WRITTEN REQUEST: Within the material below, find each line bearing the word "icon" and present it.

Collected data entries:
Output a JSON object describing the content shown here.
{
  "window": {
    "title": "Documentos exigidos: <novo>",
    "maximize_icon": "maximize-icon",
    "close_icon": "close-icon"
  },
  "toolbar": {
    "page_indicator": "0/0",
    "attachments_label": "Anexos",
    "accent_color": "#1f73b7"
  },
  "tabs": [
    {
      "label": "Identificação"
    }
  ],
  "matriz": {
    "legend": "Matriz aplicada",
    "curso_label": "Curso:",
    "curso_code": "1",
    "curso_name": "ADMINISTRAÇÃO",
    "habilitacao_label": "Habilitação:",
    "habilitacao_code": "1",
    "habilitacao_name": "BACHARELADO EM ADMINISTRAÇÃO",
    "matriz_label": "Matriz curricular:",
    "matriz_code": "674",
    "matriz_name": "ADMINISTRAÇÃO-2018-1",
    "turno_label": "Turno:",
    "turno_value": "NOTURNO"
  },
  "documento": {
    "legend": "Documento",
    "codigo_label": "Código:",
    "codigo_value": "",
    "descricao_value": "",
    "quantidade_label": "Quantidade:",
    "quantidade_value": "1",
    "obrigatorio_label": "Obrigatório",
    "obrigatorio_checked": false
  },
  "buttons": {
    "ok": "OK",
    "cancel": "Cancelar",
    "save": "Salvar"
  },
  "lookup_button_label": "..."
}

CORRECT RESULT:
    "maximize_icon": "maximize-icon",
    "close_icon": "close-icon"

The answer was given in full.